TASK TO COMPLETE -
Copy the following lines without any changes. This applies to every one of the records.

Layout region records
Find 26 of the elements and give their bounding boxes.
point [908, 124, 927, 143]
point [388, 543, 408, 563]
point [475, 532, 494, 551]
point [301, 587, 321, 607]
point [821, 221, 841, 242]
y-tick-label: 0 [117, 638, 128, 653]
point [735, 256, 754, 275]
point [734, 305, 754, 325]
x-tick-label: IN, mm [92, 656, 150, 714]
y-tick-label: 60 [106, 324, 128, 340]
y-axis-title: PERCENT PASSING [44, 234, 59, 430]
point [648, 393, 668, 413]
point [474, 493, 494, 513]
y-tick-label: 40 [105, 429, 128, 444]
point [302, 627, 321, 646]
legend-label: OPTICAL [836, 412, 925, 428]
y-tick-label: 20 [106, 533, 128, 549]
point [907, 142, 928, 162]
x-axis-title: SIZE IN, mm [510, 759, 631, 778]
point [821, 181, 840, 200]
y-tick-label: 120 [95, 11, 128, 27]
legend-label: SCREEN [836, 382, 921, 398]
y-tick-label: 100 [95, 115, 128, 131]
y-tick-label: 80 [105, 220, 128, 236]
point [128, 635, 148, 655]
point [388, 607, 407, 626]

EXPECTED OUTPUT -
Find 26 of the elements and give their bounding boxes.
point [908, 124, 927, 143]
point [388, 543, 408, 563]
point [475, 532, 494, 551]
point [301, 587, 321, 607]
point [821, 221, 841, 242]
y-tick-label: 0 [117, 638, 128, 653]
point [735, 256, 754, 275]
point [734, 305, 754, 325]
x-tick-label: IN, mm [92, 656, 150, 714]
y-tick-label: 60 [106, 324, 128, 340]
y-axis-title: PERCENT PASSING [44, 234, 59, 430]
point [648, 393, 668, 413]
point [474, 493, 494, 513]
y-tick-label: 40 [105, 429, 128, 444]
point [302, 627, 321, 646]
legend-label: OPTICAL [836, 412, 925, 428]
y-tick-label: 20 [106, 533, 128, 549]
point [907, 142, 928, 162]
x-axis-title: SIZE IN, mm [510, 759, 631, 778]
point [821, 181, 840, 200]
y-tick-label: 120 [95, 11, 128, 27]
legend-label: SCREEN [836, 382, 921, 398]
y-tick-label: 100 [95, 115, 128, 131]
y-tick-label: 80 [105, 220, 128, 236]
point [128, 635, 148, 655]
point [388, 607, 407, 626]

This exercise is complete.